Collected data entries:
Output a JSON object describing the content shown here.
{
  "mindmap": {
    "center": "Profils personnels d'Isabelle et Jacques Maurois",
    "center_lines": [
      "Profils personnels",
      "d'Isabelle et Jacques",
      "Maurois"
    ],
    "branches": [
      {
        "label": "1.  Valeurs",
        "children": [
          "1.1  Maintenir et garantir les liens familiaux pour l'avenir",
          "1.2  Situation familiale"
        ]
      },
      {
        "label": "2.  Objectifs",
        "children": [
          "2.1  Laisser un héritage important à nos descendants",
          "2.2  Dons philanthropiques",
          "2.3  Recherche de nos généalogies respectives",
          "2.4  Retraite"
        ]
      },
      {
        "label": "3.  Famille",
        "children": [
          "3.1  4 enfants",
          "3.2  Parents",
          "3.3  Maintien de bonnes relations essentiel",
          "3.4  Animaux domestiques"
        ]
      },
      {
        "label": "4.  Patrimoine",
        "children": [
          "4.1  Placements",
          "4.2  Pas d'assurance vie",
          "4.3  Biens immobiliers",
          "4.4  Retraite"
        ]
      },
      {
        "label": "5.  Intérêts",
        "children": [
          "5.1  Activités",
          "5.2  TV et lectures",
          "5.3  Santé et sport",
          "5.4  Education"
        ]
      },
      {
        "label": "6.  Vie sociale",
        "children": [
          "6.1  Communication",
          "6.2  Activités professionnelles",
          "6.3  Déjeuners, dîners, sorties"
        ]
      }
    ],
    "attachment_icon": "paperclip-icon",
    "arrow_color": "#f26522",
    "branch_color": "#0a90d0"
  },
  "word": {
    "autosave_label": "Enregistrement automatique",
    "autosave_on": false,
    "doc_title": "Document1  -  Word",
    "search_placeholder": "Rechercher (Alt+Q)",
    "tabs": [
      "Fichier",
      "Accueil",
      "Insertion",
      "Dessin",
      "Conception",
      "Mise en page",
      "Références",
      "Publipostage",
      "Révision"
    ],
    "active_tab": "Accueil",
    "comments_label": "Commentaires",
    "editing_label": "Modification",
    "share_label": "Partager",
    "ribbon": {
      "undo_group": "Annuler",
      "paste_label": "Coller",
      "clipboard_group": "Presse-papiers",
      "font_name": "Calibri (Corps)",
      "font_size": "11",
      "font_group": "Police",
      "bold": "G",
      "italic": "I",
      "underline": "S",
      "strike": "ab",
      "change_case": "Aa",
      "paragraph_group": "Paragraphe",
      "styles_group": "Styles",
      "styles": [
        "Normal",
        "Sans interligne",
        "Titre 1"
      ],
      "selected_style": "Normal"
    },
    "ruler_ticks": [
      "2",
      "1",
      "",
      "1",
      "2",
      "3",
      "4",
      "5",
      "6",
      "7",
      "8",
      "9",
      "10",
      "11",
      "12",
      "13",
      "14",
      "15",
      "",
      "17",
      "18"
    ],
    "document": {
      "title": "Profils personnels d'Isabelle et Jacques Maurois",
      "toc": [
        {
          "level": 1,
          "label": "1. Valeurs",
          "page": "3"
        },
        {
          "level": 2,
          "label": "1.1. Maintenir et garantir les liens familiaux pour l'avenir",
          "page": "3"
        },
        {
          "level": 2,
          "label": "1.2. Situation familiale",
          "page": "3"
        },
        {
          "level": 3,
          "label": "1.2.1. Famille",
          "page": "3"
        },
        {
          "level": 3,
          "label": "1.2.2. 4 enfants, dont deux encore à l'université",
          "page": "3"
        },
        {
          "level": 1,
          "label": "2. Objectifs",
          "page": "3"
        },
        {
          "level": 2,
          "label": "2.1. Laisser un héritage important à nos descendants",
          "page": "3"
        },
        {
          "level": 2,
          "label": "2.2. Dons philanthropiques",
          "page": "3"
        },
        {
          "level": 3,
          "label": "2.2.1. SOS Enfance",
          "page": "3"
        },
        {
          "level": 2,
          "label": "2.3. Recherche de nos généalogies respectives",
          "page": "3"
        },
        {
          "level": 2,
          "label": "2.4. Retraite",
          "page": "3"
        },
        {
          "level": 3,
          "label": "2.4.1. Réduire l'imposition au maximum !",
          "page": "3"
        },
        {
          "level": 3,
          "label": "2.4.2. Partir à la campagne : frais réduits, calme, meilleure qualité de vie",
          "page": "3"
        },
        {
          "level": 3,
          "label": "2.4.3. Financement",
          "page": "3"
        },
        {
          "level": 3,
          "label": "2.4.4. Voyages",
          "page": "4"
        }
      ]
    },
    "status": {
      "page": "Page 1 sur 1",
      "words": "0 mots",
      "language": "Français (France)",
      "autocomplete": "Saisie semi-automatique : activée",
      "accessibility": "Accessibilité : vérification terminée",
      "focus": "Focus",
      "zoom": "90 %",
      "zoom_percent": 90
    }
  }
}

§ WRITTEN PROBLEM:
Above are the records; copy every line in them that holds the word "liens".

§ REPLY TO THE EXERCISE:
          "1.1  Maintenir et garantir les liens familiaux pour l'avenir",
          "label": "1.1. Maintenir et garantir les liens familiaux pour l'avenir",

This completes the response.